[Records from a data collection]
_ _ _

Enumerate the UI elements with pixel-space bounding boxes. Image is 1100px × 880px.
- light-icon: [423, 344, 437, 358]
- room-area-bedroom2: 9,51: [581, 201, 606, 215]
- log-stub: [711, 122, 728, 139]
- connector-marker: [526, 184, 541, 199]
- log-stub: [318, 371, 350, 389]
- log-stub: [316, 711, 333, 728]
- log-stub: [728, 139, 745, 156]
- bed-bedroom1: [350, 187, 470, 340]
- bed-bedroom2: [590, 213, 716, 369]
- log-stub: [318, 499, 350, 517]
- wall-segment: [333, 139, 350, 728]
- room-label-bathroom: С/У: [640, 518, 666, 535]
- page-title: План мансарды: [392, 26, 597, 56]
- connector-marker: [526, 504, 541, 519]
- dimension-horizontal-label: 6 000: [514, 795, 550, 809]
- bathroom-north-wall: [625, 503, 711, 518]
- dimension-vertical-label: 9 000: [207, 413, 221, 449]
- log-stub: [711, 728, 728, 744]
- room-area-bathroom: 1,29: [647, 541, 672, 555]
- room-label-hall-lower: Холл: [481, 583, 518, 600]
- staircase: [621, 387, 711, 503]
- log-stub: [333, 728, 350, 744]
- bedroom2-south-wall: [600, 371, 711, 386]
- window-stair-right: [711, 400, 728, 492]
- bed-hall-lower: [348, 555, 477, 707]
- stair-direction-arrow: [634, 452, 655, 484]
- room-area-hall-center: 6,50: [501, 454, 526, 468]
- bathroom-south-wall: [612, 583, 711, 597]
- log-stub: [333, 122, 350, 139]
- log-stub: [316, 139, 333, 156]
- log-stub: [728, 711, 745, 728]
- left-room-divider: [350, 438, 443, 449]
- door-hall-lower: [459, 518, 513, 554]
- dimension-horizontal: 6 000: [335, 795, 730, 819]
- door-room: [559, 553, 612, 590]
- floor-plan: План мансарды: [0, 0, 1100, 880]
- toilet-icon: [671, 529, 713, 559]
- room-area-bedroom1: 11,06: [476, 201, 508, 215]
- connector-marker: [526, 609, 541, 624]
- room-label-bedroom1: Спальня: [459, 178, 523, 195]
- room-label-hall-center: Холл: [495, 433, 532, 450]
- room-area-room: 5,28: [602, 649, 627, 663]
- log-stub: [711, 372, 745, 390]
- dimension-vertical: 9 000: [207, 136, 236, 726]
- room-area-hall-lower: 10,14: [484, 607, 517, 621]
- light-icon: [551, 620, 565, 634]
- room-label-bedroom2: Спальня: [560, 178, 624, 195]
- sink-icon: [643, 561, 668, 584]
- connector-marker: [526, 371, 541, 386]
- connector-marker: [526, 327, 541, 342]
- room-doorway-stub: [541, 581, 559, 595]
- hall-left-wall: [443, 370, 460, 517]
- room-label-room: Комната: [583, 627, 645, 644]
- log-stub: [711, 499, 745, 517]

_ _ _

## [Do this]
Rewrite all the records above as a Markdown table with the columns "Row" and "Line", giving each line its own numbered row and leaving out any blank lines.

## [Result below]
| Row | Line |
|---|---|
| 1 | Enumerate the UI elements with pixel-space bounding boxes. Image is 1100px × 880px. |
| 2 | - light-icon: [423, 344, 437, 358] |
| 3 | - room-area-bedroom2: 9,51: [581, 201, 606, 215] |
| 4 | - log-stub: [711, 122, 728, 139] |
| 5 | - connector-marker: [526, 184, 541, 199] |
| 6 | - log-stub: [318, 371, 350, 389] |
| 7 | - log-stub: [316, 711, 333, 728] |
| 8 | - log-stub: [728, 139, 745, 156] |
| 9 | - bed-bedroom1: [350, 187, 470, 340] |
| 10 | - bed-bedroom2: [590, 213, 716, 369] |
| 11 | - log-stub: [318, 499, 350, 517] |
| 12 | - wall-segment: [333, 139, 350, 728] |
| 13 | - room-label-bathroom: С/У: [640, 518, 666, 535] |
| 14 | - page-title: План мансарды: [392, 26, 597, 56] |
| 15 | - connector-marker: [526, 504, 541, 519] |
| 16 | - dimension-horizontal-label: 6 000: [514, 795, 550, 809] |
| 17 | - bathroom-north-wall: [625, 503, 711, 518] |
| 18 | - dimension-vertical-label: 9 000: [207, 413, 221, 449] |
| 19 | - log-stub: [711, 728, 728, 744] |
| 20 | - room-area-bathroom: 1,29: [647, 541, 672, 555] |
| 21 | - room-label-hall-lower: Холл: [481, 583, 518, 600] |
| 22 | - staircase: [621, 387, 711, 503] |
| 23 | - log-stub: [333, 728, 350, 744] |
| 24 | - bedroom2-south-wall: [600, 371, 711, 386] |
| 25 | - window-stair-right: [711, 400, 728, 492] |
| 26 | - bed-hall-lower: [348, 555, 477, 707] |
| 27 | - stair-direction-arrow: [634, 452, 655, 484] |
| 28 | - room-area-hall-center: 6,50: [501, 454, 526, 468] |
| 29 | - bathroom-south-wall: [612, 583, 711, 597] |
| 30 | - log-stub: [333, 122, 350, 139] |
| 31 | - log-stub: [316, 139, 333, 156] |
| 32 | - log-stub: [728, 711, 745, 728] |
| 33 | - left-room-divider: [350, 438, 443, 449] |
| 34 | - door-hall-lower: [459, 518, 513, 554] |
| 35 | - dimension-horizontal: 6 000: [335, 795, 730, 819] |
| 36 | - door-room: [559, 553, 612, 590] |
| 37 | - floor-plan: План мансарды: [0, 0, 1100, 880] |
| 38 | - toilet-icon: [671, 529, 713, 559] |
| 39 | - room-area-bedroom1: 11,06: [476, 201, 508, 215] |
| 40 | - connector-marker: [526, 609, 541, 624] |
| 41 | - room-label-bedroom1: Спальня: [459, 178, 523, 195] |
| 42 | - room-label-hall-center: Холл: [495, 433, 532, 450] |
| 43 | - room-area-room: 5,28: [602, 649, 627, 663] |
| 44 | - log-stub: [711, 372, 745, 390] |
| 45 | - dimension-vertical: 9 000: [207, 136, 236, 726] |
| 46 | - room-area-hall-lower: 10,14: [484, 607, 517, 621] |
| 47 | - light-icon: [551, 620, 565, 634] |
| 48 | - room-label-bedroom2: Спальня: [560, 178, 624, 195] |
| 49 | - sink-icon: [643, 561, 668, 584] |
| 50 | - connector-marker: [526, 371, 541, 386] |
| 51 | - connector-marker: [526, 327, 541, 342] |
| 52 | - room-doorway-stub: [541, 581, 559, 595] |
| 53 | - hall-left-wall: [443, 370, 460, 517] |
| 54 | - room-label-room: Комната: [583, 627, 645, 644] |
| 55 | - log-stub: [711, 499, 745, 517] |